▸ **Exercise requirements**:
The entries below are to be written out again without alteration.

▸ **Stored records**:
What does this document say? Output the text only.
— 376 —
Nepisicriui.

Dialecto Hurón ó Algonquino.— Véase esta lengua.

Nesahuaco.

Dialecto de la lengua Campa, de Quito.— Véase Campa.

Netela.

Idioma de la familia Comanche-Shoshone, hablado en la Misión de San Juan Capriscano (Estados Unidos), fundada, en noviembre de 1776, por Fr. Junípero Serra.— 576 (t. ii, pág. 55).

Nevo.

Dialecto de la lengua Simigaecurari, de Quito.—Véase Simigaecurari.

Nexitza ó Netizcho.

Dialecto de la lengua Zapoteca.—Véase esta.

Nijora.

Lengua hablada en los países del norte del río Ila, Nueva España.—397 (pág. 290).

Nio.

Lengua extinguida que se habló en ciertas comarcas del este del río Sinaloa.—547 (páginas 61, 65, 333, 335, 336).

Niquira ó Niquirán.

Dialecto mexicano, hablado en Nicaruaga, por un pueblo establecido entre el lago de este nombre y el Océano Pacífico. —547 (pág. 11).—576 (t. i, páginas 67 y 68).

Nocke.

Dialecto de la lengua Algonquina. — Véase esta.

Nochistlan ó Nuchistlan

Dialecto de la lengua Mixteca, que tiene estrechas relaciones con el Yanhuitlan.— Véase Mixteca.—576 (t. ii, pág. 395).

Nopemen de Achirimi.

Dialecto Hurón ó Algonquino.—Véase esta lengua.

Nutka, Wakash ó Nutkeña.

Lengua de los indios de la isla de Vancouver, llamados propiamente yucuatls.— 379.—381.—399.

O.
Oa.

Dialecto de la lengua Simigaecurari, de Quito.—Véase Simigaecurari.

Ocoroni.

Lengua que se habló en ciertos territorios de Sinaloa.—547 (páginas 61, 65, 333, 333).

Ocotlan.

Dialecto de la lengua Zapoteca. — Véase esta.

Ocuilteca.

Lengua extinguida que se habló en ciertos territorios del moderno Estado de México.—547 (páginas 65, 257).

▸ **Response**:
What does this document say? Output the text only.
— 376 —
Nepisicriui.

Dialecto Hurón ó Algonquino.— Véase esta lengua.

Nesahuaco.

Dialecto de la lengua Campa, de Quito.— Véase Campa.

Netela.

Idioma de la familia Comanche-Shoshone, hablado en la Misión de San Juan Capriscano (Estados Unidos), fundada, en noviembre de 1776, por Fr. Junípero Serra.— 576 (t. ii, pág. 55).

Nevo.

Dialecto de la lengua Simigaecurari, de Quito.—Véase Simigaecurari.

Nexitza ó Netizcho.

Dialecto de la lengua Zapoteca.—Véase esta.

Nijora.

Lengua hablada en los países del norte del río Ila, Nueva España.—397 (pág. 290).

Nio.

Lengua extinguida que se habló en ciertas comarcas del este del río Sinaloa.—547 (páginas 61, 65, 333, 335, 336).

Niquira ó Niquirán.

Dialecto mexicano, hablado en Nicaruaga, por un pueblo establecido entre el lago de este nombre y el Océano Pacífico. —547 (pág. 11).—576 (t. i, páginas 67 y 68).

Nocke.

Dialecto de la lengua Algonquina. — Véase esta.

Nochistlan ó Nuchistlan

Dialecto de la lengua Mixteca, que tiene estrechas relaciones con el Yanhuitlan.— Véase Mixteca.—576 (t. ii, pág. 395).

Nopemen de Achirimi.

Dialecto Hurón ó Algonquino.—Véase esta lengua.

Nutka, Wakash ó Nutkeña.

Lengua de los indios de la isla de Vancouver, llamados propiamente yucuatls.— 379.—381.—399.

O.
Oa.

Dialecto de la lengua Simigaecurari, de Quito.—Véase Simigaecurari.

Ocoroni.

Lengua que se habló en ciertos territorios de Sinaloa.—547 (páginas 61, 65, 333, 333).

Ocotlan.

Dialecto de la lengua Zapoteca. — Véase esta.

Ocuilteca.

Lengua extinguida que se habló en ciertos territorios del moderno Estado de México.—547 (páginas 65, 257).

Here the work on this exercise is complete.